Extracted data entries
— START —
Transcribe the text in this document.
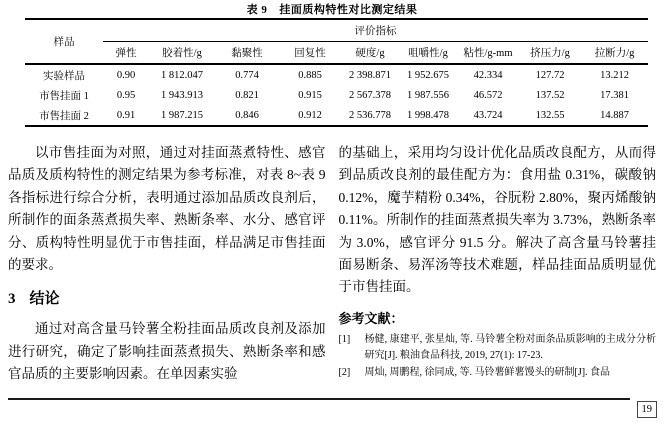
表 9 挂面质构特性对比测定结果
样品	评价指标								
	弹性	胶着性/g	黏聚性	回复性	硬度/g	咀嚼性/g	粘性/g-mm	挤压力/g	拉断力/g
实验样品	0.90	1 812.047	0.774	0.885	2 398.871	1 952.675	42.334	127.72	13.212
市售挂面 1	0.95	1 943.913	0.821	0.915	2 567.378	1 987.556	46.572	137.52	17.381
市售挂面 2	0.91	1 987.215	0.846	0.912	2 536.778	1 998.478	43.724	132.55	14.887

以市售挂面为对照，通过对挂面蒸煮特性、感官品质及质构特性的测定结果为参考标准，对表 8~表 9 各指标进行综合分析，表明通过添加品质改良剂后，所制作的面条蒸煮损失率、熟断条率、水分、感官评分、质构特性明显优于市售挂面，样品满足市售挂面的要求。

3 结论

通过对高含量马铃薯全粉挂面品质改良剂及添加进行研究，确定了影响挂面蒸煮损失、熟断条率和感官品质的主要影响因素。在单因素实验

的基础上，采用均匀设计优化品质改良配方，从而得到品质改良剂的最佳配方为：食用盐 0.31%，碳酸钠 0.12%，魔芋精粉 0.34%，谷朊粉 2.80%，聚丙烯酸钠 0.11%。所制作的挂面蒸煮损失率为 3.73%，熟断条率为 3.0%，感官评分 91.5 分。解决了高含量马铃薯挂面易断条、易浑汤等技术难题，样品挂面品质明显优于市售挂面。

参考文献：
[1]	杨健, 康建平, 张星灿, 等. 马铃薯全粉对面条品质影响的主成分分析研究[J]. 粮油食品科技, 2019, 27(1): 17-23.
[2]	周灿, 周鹏程, 徐同成, 等. 马铃薯鲜薯馒头的研制[J]. 食品
19
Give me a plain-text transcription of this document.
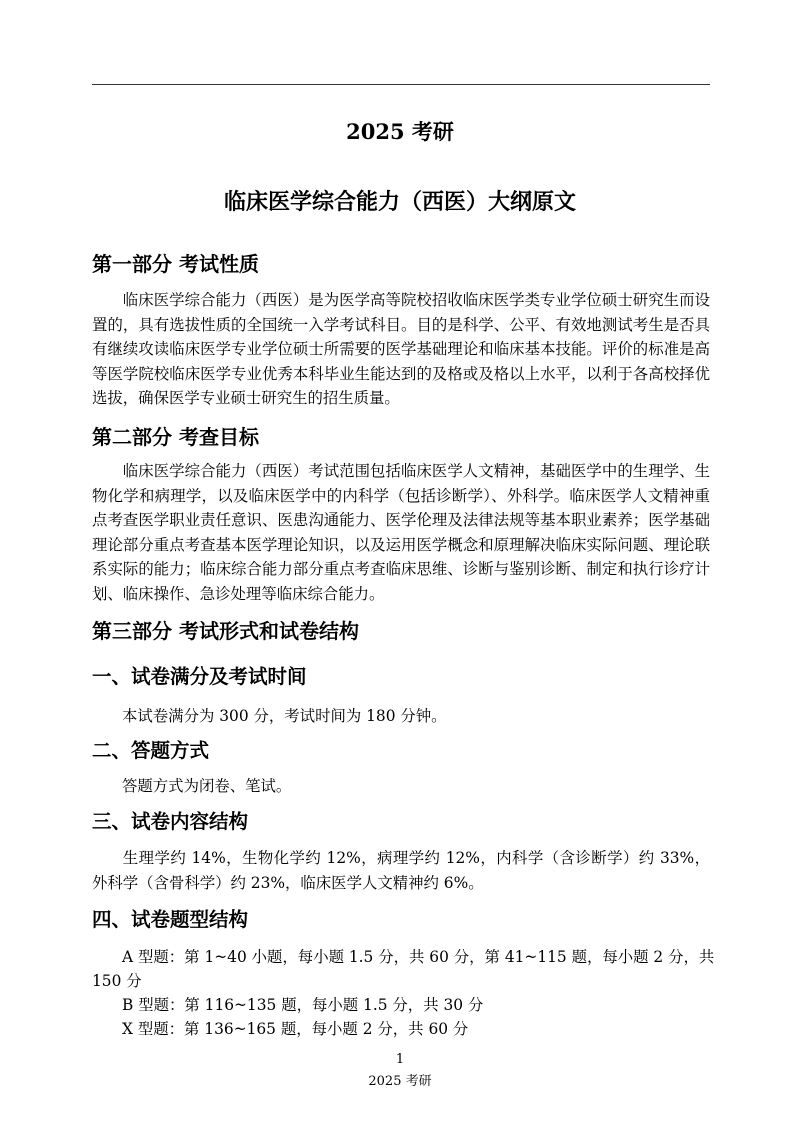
2025 考研
临床医学综合能力（西医）大纲原文
第一部分 考试性质

临床医学综合能力（西医）是为医学高等院校招收临床医学类专业学位硕士研究生而设置的，具有选拔性质的全国统一入学考试科目。目的是科学、公平、有效地测试考生是否具有继续攻读临床医学专业学位硕士所需要的医学基础理论和临床基本技能。评价的标准是高等医学院校临床医学专业优秀本科毕业生能达到的及格或及格以上水平，以利于各高校择优选拔，确保医学专业硕士研究生的招生质量。

第二部分 考查目标

临床医学综合能力（西医）考试范围包括临床医学人文精神，基础医学中的生理学、生物化学和病理学，以及临床医学中的内科学（包括诊断学）、外科学。临床医学人文精神重点考查医学职业责任意识、医患沟通能力、医学伦理及法律法规等基本职业素养；医学基础理论部分重点考查基本医学理论知识，以及运用医学概念和原理解决临床实际问题、理论联系实际的能力；临床综合能力部分重点考查临床思维、诊断与鉴别诊断、制定和执行诊疗计划、临床操作、急诊处理等临床综合能力。

第三部分 考试形式和试卷结构
一、试卷满分及考试时间
本试卷满分为 300 分，考试时间为 180 分钟。
二、答题方式
答题方式为闭卷、笔试。
三、试卷内容结构

生理学约 14%，生物化学约 12%，病理学约 12%，内科学（含诊断学）约 33%，外科学（含骨科学）约 23%，临床医学人文精神约 6%。

四、试卷题型结构
A 型题：第 1~40 小题，每小题 1.5 分，共 60 分，第 41~115 题，每小题 2 分，共
150 分
B 型题：第 116~135 题，每小题 1.5 分，共 30 分
X 型题：第 136~165 题，每小题 2 分，共 60 分
1
2025 考研
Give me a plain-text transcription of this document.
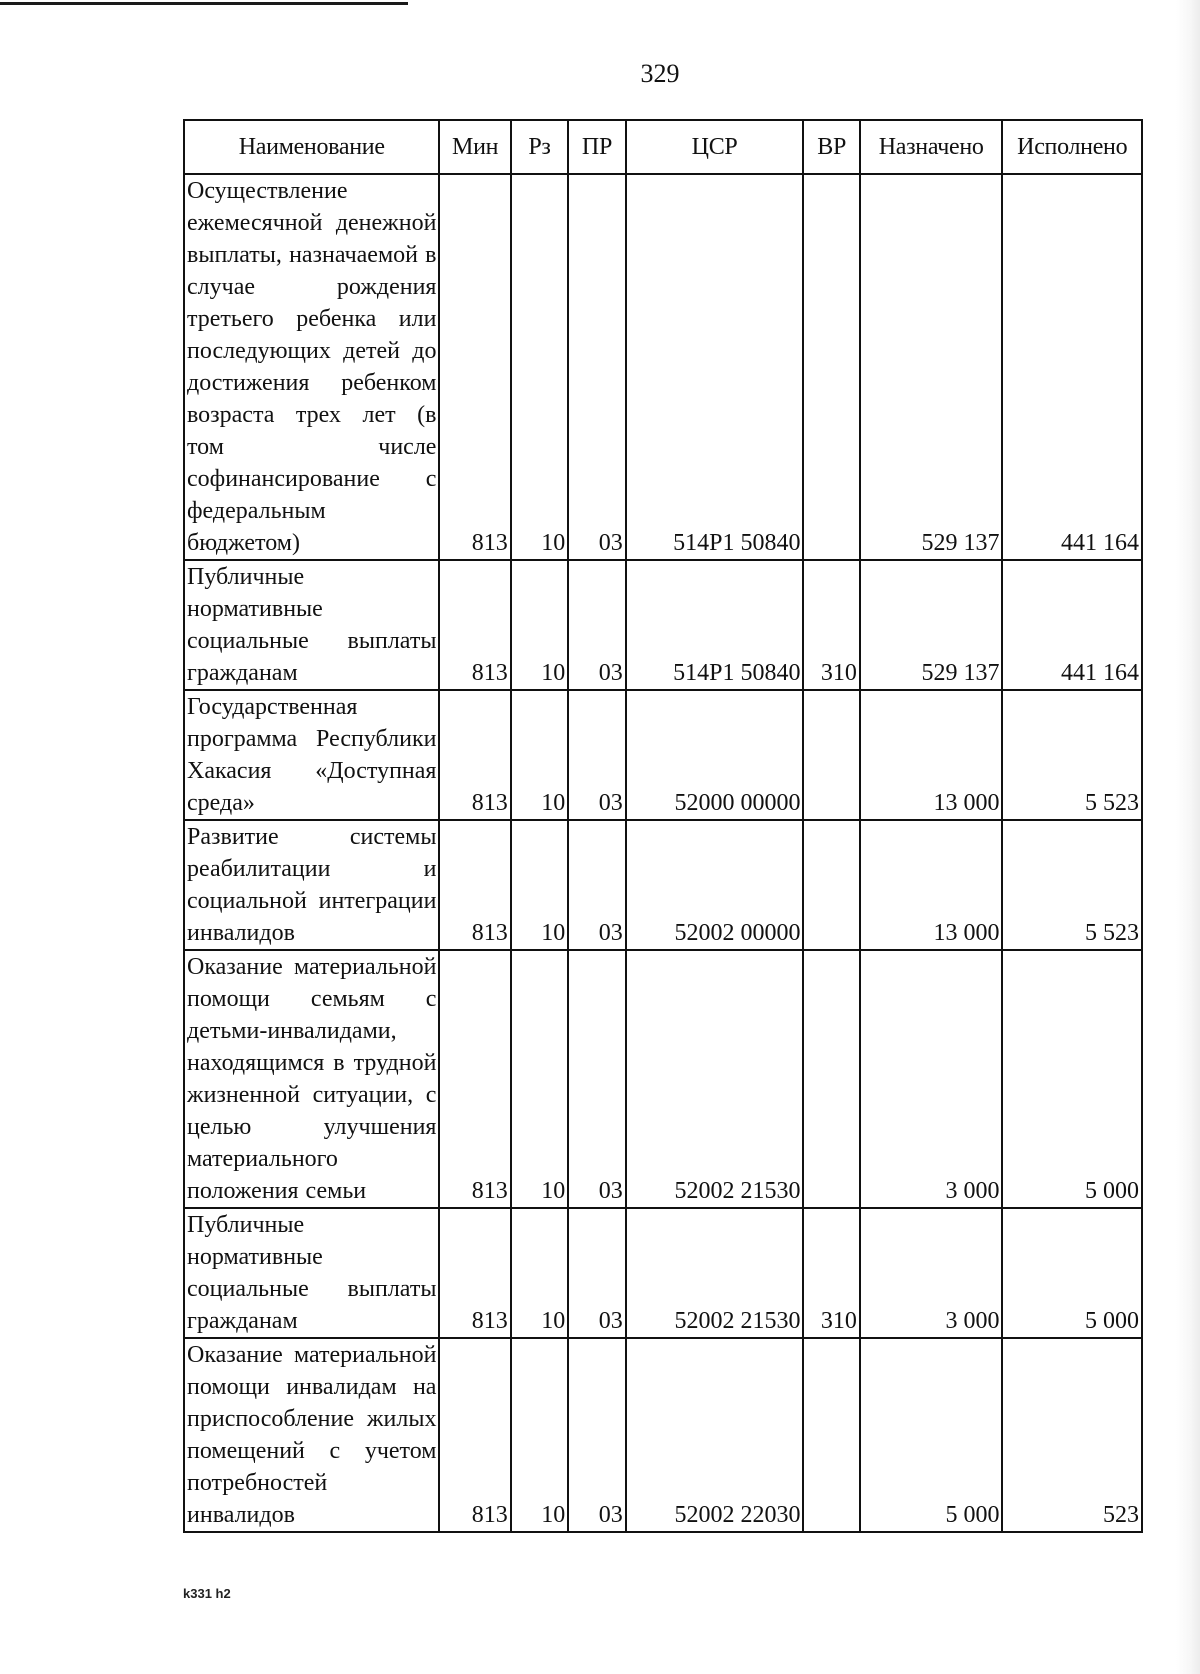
329
Наименование	Мин	Рз	ПР	ЦСР	ВР	Назначено	Исполнено
Осуществление ежемесячной денежной выплаты, назначаемой в случае рождения третьего ребенка или последующих детей до достижения ребенком возраста трех лет (в том числе софинансирование с федеральным бюджетом)	813	10	03	514Р1 50840		529 137	441 164
Публичные нормативные социальные выплаты гражданам	813	10	03	514Р1 50840	310	529 137	441 164
Государственная программа Республики Хакасия «Доступная среда»	813	10	03	52000 00000		13 000	5 523
Развитие системы реабилитации и социальной интеграции инвалидов	813	10	03	52002 00000		13 000	5 523
Оказание материальной помощи семьям с детьми-инвалидами, находящимся в трудной жизненной ситуации, с целью улучшения материального положения семьи	813	10	03	52002 21530		3 000	5 000
Публичные нормативные социальные выплаты гражданам	813	10	03	52002 21530	310	3 000	5 000
Оказание материальной помощи инвалидам на приспособление жилых помещений с учетом потребностей инвалидов	813	10	03	52002 22030		5 000	523
k331 h2
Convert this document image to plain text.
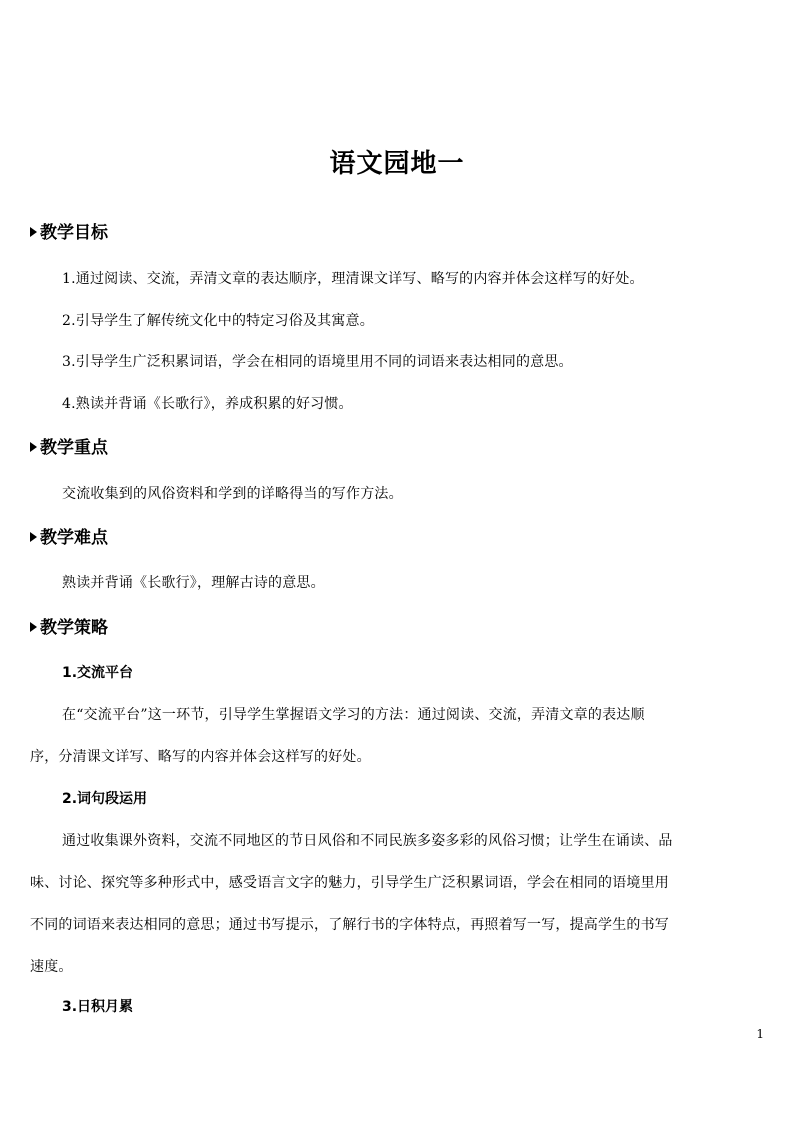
语文园地一
教学目标
1.通过阅读、交流，弄清文章的表达顺序，理清课文详写、略写的内容并体会这样写的好处。
2.引导学生了解传统文化中的特定习俗及其寓意。
3.引导学生广泛积累词语，学会在相同的语境里用不同的词语来表达相同的意思。
4.熟读并背诵《长歌行》，养成积累的好习惯。
教学重点
交流收集到的风俗资料和学到的详略得当的写作方法。
教学难点
熟读并背诵《长歌行》，理解古诗的意思。
教学策略
1.交流平台
在“交流平台”这一环节，引导学生掌握语文学习的方法：通过阅读、交流，弄清文章的表达顺
序，分清课文详写、略写的内容并体会这样写的好处。
2.词句段运用
通过收集课外资料，交流不同地区的节日风俗和不同民族多姿多彩的风俗习惯；让学生在诵读、品
味、讨论、探究等多种形式中，感受语言文字的魅力，引导学生广泛积累词语，学会在相同的语境里用
不同的词语来表达相同的意思；通过书写提示，了解行书的字体特点，再照着写一写，提高学生的书写
速度。
3.日积月累
1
— END —
WHAT TO DO ->
Write out the lines of the material from the one containing "Convert this document image to plain text." through the last, exactly and only those. Leave every picture out.

SOLVED PROBLEM ->
Convert this document image to plain text.
语文园地一
教学目标
1.通过阅读、交流，弄清文章的表达顺序，理清课文详写、略写的内容并体会这样写的好处。
2.引导学生了解传统文化中的特定习俗及其寓意。
3.引导学生广泛积累词语，学会在相同的语境里用不同的词语来表达相同的意思。
4.熟读并背诵《长歌行》，养成积累的好习惯。
教学重点
交流收集到的风俗资料和学到的详略得当的写作方法。
教学难点
熟读并背诵《长歌行》，理解古诗的意思。
教学策略
1.交流平台
在“交流平台”这一环节，引导学生掌握语文学习的方法：通过阅读、交流，弄清文章的表达顺
序，分清课文详写、略写的内容并体会这样写的好处。
2.词句段运用
通过收集课外资料，交流不同地区的节日风俗和不同民族多姿多彩的风俗习惯；让学生在诵读、品
味、讨论、探究等多种形式中，感受语言文字的魅力，引导学生广泛积累词语，学会在相同的语境里用
不同的词语来表达相同的意思；通过书写提示，了解行书的字体特点，再照着写一写，提高学生的书写
速度。
3.日积月累
1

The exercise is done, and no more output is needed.